[Collection entries]

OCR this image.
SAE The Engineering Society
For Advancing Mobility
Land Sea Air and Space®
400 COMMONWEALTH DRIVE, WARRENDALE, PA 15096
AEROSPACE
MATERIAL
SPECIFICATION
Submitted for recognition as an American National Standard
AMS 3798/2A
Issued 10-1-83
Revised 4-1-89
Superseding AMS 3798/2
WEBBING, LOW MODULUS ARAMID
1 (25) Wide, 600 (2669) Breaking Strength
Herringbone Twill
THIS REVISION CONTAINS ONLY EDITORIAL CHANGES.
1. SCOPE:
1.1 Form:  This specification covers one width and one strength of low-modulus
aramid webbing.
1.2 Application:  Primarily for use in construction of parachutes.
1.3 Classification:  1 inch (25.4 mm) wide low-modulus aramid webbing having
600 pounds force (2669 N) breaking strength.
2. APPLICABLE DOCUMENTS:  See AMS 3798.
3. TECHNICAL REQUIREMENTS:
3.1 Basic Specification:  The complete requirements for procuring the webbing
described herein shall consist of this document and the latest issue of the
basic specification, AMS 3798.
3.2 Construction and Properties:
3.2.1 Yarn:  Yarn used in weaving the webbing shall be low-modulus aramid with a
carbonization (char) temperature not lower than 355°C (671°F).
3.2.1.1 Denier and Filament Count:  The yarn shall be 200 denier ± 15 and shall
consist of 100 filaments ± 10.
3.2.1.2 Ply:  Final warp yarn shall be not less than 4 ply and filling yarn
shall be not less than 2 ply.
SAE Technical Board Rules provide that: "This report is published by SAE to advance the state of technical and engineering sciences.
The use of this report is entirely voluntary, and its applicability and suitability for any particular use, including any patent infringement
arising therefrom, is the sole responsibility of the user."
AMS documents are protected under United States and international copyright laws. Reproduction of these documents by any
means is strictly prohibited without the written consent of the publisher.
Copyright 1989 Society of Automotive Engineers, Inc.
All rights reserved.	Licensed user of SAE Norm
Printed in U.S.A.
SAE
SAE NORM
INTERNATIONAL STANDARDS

### Exercise goal
Identify the lines above with the word "than". Copy them.

### Written solution
carbonization (char) temperature not lower than 355°C (671°F).
3.2.1.2 Ply:  Final warp yarn shall be not less than 4 ply and filling yarn
shall be not less than 2 ply.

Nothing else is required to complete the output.